Exercise inputs –

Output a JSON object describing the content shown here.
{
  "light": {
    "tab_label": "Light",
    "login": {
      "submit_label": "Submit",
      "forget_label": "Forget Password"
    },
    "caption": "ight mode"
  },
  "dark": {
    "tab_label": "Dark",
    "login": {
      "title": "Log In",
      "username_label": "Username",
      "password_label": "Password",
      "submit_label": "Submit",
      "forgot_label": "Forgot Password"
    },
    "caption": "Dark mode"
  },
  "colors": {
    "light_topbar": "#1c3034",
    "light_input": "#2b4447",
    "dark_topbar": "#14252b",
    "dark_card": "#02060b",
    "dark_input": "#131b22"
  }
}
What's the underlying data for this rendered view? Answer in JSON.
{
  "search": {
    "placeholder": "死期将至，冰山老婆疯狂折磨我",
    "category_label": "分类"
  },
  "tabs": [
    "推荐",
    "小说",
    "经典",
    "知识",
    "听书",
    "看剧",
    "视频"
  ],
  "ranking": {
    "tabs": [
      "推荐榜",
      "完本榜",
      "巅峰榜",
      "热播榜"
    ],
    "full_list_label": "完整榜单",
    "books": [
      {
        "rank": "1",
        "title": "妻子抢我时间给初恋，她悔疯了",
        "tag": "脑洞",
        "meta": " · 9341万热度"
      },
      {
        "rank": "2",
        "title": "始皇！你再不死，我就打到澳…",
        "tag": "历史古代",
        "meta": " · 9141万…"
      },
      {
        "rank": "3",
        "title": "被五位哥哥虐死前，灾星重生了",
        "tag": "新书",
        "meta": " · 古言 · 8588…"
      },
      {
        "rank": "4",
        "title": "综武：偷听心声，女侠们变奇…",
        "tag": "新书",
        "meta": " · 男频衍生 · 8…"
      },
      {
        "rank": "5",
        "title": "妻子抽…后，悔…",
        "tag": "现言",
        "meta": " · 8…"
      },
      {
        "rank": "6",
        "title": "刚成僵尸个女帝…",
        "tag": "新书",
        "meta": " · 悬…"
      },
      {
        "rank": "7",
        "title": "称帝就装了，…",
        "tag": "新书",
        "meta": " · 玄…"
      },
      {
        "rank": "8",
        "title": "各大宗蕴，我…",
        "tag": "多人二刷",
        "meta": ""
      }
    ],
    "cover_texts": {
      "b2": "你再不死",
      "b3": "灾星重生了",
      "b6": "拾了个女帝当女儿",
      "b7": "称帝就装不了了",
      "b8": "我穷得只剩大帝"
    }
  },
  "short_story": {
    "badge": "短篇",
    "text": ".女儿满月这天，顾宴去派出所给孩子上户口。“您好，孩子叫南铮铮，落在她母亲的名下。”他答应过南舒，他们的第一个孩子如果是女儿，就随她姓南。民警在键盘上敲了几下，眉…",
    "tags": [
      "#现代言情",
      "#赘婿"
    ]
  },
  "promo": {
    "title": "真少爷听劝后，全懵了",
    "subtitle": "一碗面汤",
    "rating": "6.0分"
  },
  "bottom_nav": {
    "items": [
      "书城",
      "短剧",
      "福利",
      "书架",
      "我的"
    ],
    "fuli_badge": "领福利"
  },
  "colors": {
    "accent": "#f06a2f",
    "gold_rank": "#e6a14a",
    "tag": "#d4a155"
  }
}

What this task involves –
Which lines contain the word "meta"? Return each of them.

Solved exercise –
        "meta": " · 9341万热度"
        "meta": " · 9141万…"
        "meta": " · 古言 · 8588…"
        "meta": " · 男频衍生 · 8…"
        "meta": " · 8…"
        "meta": " · 悬…"
        "meta": " · 玄…"
        "meta": ""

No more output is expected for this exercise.